Supplied records —
** START **
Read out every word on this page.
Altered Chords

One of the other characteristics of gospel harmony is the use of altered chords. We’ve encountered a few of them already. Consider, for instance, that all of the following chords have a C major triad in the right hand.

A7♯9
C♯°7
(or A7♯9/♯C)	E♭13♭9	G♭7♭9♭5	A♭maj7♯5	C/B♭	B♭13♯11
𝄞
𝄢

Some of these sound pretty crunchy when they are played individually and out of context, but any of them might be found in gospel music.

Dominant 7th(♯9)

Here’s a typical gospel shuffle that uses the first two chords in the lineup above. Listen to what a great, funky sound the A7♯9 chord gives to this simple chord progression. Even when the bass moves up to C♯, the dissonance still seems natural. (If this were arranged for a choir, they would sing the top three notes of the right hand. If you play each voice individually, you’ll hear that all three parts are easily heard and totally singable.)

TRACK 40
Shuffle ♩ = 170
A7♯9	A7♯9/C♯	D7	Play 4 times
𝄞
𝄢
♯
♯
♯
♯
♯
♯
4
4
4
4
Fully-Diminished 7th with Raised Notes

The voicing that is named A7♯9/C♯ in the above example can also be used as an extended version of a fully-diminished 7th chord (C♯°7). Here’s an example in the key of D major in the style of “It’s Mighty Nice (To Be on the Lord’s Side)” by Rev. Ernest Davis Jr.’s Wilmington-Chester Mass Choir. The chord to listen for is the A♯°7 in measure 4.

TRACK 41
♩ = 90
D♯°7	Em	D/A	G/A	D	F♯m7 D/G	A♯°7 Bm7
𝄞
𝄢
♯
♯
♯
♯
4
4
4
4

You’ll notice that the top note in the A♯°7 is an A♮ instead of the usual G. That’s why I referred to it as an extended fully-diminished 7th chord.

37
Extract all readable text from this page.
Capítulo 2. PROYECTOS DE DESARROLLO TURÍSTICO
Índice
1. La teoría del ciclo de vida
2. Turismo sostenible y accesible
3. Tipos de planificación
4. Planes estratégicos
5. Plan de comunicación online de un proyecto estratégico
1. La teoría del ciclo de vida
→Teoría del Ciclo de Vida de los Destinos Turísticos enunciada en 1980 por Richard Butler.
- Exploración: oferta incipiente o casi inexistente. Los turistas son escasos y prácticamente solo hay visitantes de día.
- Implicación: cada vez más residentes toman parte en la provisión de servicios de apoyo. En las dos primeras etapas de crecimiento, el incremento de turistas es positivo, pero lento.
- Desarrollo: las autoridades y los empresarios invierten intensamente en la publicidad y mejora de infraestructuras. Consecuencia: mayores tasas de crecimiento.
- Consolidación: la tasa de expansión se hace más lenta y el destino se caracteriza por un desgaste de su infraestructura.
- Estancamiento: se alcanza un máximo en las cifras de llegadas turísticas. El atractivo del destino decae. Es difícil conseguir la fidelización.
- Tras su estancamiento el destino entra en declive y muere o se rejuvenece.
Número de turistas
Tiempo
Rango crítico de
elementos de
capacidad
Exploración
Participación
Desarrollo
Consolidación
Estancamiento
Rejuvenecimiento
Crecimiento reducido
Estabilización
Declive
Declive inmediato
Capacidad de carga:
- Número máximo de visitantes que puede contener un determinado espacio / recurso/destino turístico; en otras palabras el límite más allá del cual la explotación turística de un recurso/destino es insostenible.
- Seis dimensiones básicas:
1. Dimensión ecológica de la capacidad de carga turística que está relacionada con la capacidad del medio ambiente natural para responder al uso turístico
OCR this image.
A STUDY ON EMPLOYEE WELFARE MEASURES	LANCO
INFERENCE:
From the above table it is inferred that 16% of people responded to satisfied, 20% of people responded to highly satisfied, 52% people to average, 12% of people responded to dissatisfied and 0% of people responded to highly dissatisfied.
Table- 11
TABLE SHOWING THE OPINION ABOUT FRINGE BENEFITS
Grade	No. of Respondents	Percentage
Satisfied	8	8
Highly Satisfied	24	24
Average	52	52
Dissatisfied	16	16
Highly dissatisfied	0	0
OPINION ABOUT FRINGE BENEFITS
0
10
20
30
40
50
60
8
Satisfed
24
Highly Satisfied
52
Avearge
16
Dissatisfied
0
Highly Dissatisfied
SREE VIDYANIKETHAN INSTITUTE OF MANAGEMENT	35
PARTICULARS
** END **
Problem requirements — Reproduce the data in its entirety, matching each character.

Reply to the task —
Read out every word on this page.
Altered Chords

One of the other characteristics of gospel harmony is the use of altered chords. We’ve encountered a few of them already. Consider, for instance, that all of the following chords have a C major triad in the right hand.

A7♯9
C♯°7
(or A7♯9/♯C)	E♭13♭9	G♭7♭9♭5	A♭maj7♯5	C/B♭	B♭13♯11
𝄞
𝄢

Some of these sound pretty crunchy when they are played individually and out of context, but any of them might be found in gospel music.

Dominant 7th(♯9)

Here’s a typical gospel shuffle that uses the first two chords in the lineup above. Listen to what a great, funky sound the A7♯9 chord gives to this simple chord progression. Even when the bass moves up to C♯, the dissonance still seems natural. (If this were arranged for a choir, they would sing the top three notes of the right hand. If you play each voice individually, you’ll hear that all three parts are easily heard and totally singable.)

TRACK 40
Shuffle ♩ = 170
A7♯9	A7♯9/C♯	D7	Play 4 times
𝄞
𝄢
♯
♯
♯
♯
♯
♯
4
4
4
4
Fully-Diminished 7th with Raised Notes

The voicing that is named A7♯9/C♯ in the above example can also be used as an extended version of a fully-diminished 7th chord (C♯°7). Here’s an example in the key of D major in the style of “It’s Mighty Nice (To Be on the Lord’s Side)” by Rev. Ernest Davis Jr.’s Wilmington-Chester Mass Choir. The chord to listen for is the A♯°7 in measure 4.

TRACK 41
♩ = 90
D♯°7	Em	D/A	G/A	D	F♯m7 D/G	A♯°7 Bm7
𝄞
𝄢
♯
♯
♯
♯
4
4
4
4

You’ll notice that the top note in the A♯°7 is an A♮ instead of the usual G. That’s why I referred to it as an extended fully-diminished 7th chord.

37
Extract all readable text from this page.
Capítulo 2. PROYECTOS DE DESARROLLO TURÍSTICO
Índice
1. La teoría del ciclo de vida
2. Turismo sostenible y accesible
3. Tipos de planificación
4. Planes estratégicos
5. Plan de comunicación online de un proyecto estratégico
1. La teoría del ciclo de vida
→Teoría del Ciclo de Vida de los Destinos Turísticos enunciada en 1980 por Richard Butler.
- Exploración: oferta incipiente o casi inexistente. Los turistas son escasos y prácticamente solo hay visitantes de día.
- Implicación: cada vez más residentes toman parte en la provisión de servicios de apoyo. En las dos primeras etapas de crecimiento, el incremento de turistas es positivo, pero lento.
- Desarrollo: las autoridades y los empresarios invierten intensamente en la publicidad y mejora de infraestructuras. Consecuencia: mayores tasas de crecimiento.
- Consolidación: la tasa de expansión se hace más lenta y el destino se caracteriza por un desgaste de su infraestructura.
- Estancamiento: se alcanza un máximo en las cifras de llegadas turísticas. El atractivo del destino decae. Es difícil conseguir la fidelización.
- Tras su estancamiento el destino entra en declive y muere o se rejuvenece.
Número de turistas
Tiempo
Rango crítico de
elementos de
capacidad
Exploración
Participación
Desarrollo
Consolidación
Estancamiento
Rejuvenecimiento
Crecimiento reducido
Estabilización
Declive
Declive inmediato
Capacidad de carga:
- Número máximo de visitantes que puede contener un determinado espacio / recurso/destino turístico; en otras palabras el límite más allá del cual la explotación turística de un recurso/destino es insostenible.
- Seis dimensiones básicas:
1. Dimensión ecológica de la capacidad de carga turística que está relacionada con la capacidad del medio ambiente natural para responder al uso turístico
OCR this image.
A STUDY ON EMPLOYEE WELFARE MEASURES	LANCO
INFERENCE:
From the above table it is inferred that 16% of people responded to satisfied, 20% of people responded to highly satisfied, 52% people to average, 12% of people responded to dissatisfied and 0% of people responded to highly dissatisfied.
Table- 11
TABLE SHOWING THE OPINION ABOUT FRINGE BENEFITS
Grade	No. of Respondents	Percentage
Satisfied	8	8
Highly Satisfied	24	24
Average	52	52
Dissatisfied	16	16
Highly dissatisfied	0	0
OPINION ABOUT FRINGE BENEFITS
0
10
20
30
40
50
60
8
Satisfed
24
Highly Satisfied
52
Avearge
16
Dissatisfied
0
Highly Dissatisfied
SREE VIDYANIKETHAN INSTITUTE OF MANAGEMENT	35
PARTICULARS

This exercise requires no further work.